→ **Record extracts**
┄┄┄┄┄┄┄┄┄┄┄┄┄┄┄┄┄┄┄┄

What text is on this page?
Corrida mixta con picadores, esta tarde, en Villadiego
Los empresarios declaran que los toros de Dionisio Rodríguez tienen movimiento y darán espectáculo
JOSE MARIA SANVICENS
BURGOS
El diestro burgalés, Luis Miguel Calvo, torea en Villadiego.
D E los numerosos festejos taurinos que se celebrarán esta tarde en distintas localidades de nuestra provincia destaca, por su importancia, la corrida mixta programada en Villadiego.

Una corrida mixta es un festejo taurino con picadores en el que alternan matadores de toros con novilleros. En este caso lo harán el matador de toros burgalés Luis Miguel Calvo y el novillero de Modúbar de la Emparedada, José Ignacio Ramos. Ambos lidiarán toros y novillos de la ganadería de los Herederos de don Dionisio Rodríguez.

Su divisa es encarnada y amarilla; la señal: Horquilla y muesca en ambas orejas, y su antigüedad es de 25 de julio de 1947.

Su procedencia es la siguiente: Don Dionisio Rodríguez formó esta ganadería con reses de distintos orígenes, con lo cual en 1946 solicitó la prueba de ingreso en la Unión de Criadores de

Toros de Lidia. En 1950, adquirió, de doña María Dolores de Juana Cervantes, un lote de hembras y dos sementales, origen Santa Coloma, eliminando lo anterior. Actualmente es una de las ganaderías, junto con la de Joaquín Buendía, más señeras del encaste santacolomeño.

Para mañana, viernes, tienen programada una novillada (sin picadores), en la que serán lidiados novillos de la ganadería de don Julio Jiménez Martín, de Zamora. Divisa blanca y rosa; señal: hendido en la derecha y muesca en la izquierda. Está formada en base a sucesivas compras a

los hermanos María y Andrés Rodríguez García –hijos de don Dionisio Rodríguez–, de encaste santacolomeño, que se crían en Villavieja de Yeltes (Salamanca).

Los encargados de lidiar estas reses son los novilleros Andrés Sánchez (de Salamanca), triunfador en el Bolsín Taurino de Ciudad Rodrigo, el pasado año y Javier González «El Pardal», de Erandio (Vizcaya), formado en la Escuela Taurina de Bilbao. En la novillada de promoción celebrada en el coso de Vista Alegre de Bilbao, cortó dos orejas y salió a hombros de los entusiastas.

┄┄┄┄┄┄┄┄┄┄┄┄┄┄┄┄┄┄┄┄

→ **Work to complete**
Every line above that has the string "tarde" needs to be copied.

→ **Exercise response**
Corrida mixta con picadores, esta tarde, en Villadiego
D E los numerosos festejos taurinos que se celebrarán esta tarde en distintas localidades de nuestra provincia destaca, por su importancia, la corrida mixta programada en Villadiego.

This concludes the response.